Omit the pictures, please, and give each record below again exactly.

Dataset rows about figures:

===

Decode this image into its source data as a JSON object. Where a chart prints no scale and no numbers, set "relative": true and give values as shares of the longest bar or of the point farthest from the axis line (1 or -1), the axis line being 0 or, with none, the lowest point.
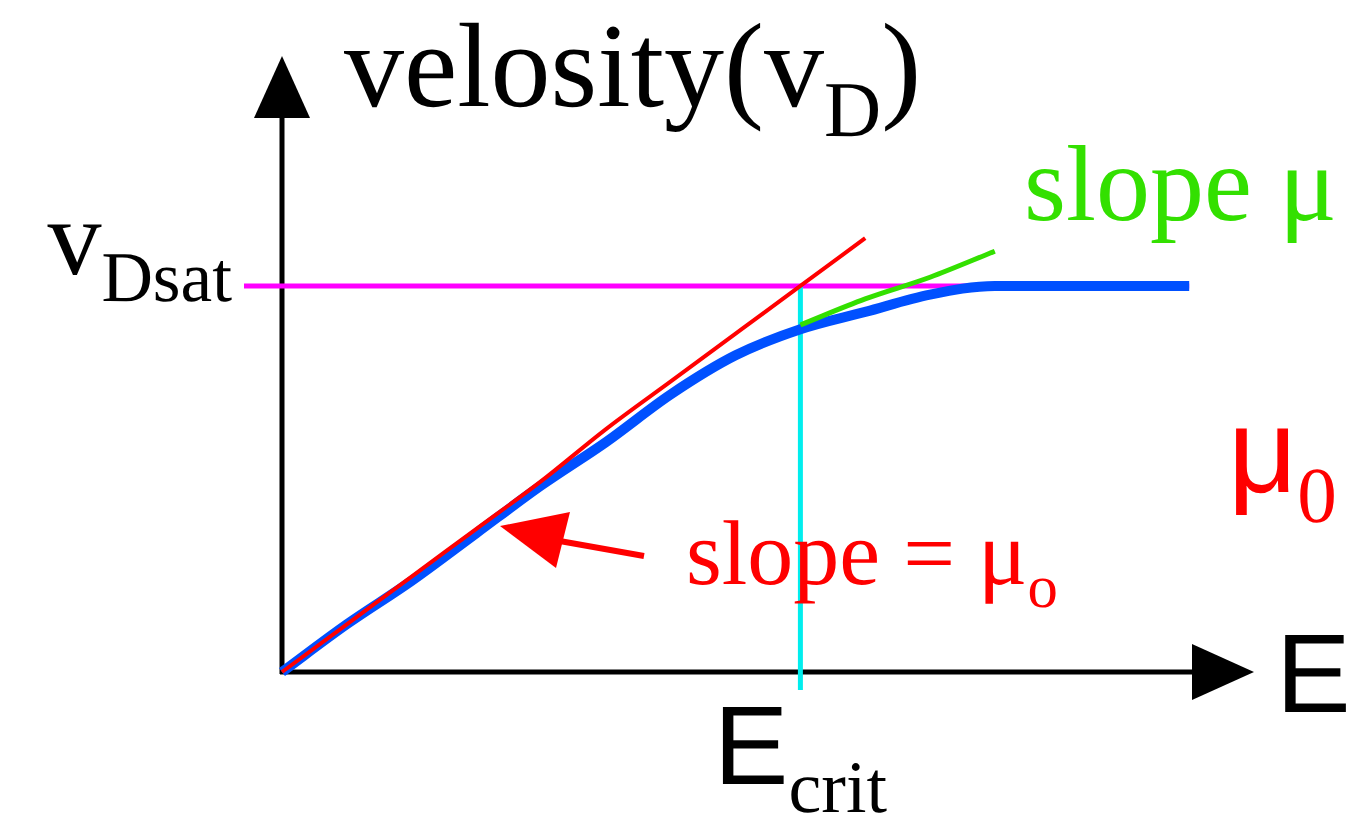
{
  "chart_data": {
    "type": "line",
    "relative": true,
    "ylabel": "velosity(v$_{D}$)",
    "xlabel": "E",
    "categories": [
      null,
      null,
      null,
      null,
      null,
      null,
      null,
      null,
      null,
      null,
      null,
      null,
      null,
      null,
      null,
      null
    ],
    "series": [
      {
        "color": "#0050ff",
        "values": [
          0,
          0.11,
          0.21,
          0.32,
          0.43,
          0.53,
          0.64,
          0.73,
          0.79,
          0.83,
          0.87,
          0.89,
          0.89,
          0.89,
          0.89,
          null
        ]
      },
      {
        "name": "slope = μ$_{o}$",
        "color": "#ff0000",
        "values": [
          0,
          0.11,
          0.22,
          0.33,
          0.44,
          0.56,
          0.67,
          0.78,
          0.89,
          1,
          null,
          null,
          null,
          null,
          null,
          null
        ]
      },
      {
        "name": "slope μ",
        "color": "#33e000",
        "values": [
          null,
          null,
          null,
          null,
          null,
          null,
          null,
          null,
          0.8,
          0.86,
          0.91,
          0.97,
          null,
          null,
          null,
          null
        ]
      }
    ],
    "ref_lines": [
      {
        "axis": "y",
        "value": 0.89,
        "label": "v$_{Dsat}$",
        "color": "#ff00ff"
      }
    ],
    "annotations": [
      "μ$_{0}$",
      "E$_{crit}$"
    ]
  }
}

===

Solution to this problem:
Decode this image into its source data as a JSON object. Where a chart prints no scale and no numbers, set "relative": true and give values as shares of the longest bar or of the point farthest from the axis line (1 or -1), the axis line being 0 or, with none, the lowest point.
{
  "chart_data": {
    "type": "line",
    "relative": true,
    "ylabel": "velosity(v$_{D}$)",
    "xlabel": "E",
    "categories": [
      null,
      null,
      null,
      null,
      null,
      null,
      null,
      null,
      null,
      null,
      null,
      null,
      null,
      null,
      null,
      null
    ],
    "series": [
      {
        "color": "#0050ff",
        "values": [
          0,
          0.11,
          0.21,
          0.32,
          0.43,
          0.53,
          0.64,
          0.73,
          0.79,
          0.83,
          0.87,
          0.89,
          0.89,
          0.89,
          0.89,
          null
        ]
      },
      {
        "name": "slope = μ$_{o}$",
        "color": "#ff0000",
        "values": [
          0,
          0.11,
          0.22,
          0.33,
          0.44,
          0.56,
          0.67,
          0.78,
          0.89,
          1,
          null,
          null,
          null,
          null,
          null,
          null
        ]
      },
      {
        "name": "slope μ",
        "color": "#33e000",
        "values": [
          null,
          null,
          null,
          null,
          null,
          null,
          null,
          null,
          0.8,
          0.86,
          0.91,
          0.97,
          null,
          null,
          null,
          null
        ]
      }
    ],
    "ref_lines": [
      {
        "axis": "y",
        "value": 0.89,
        "label": "v$_{Dsat}$",
        "color": "#ff00ff"
      }
    ],
    "annotations": [
      "μ$_{0}$",
      "E$_{crit}$"
    ]
  }
}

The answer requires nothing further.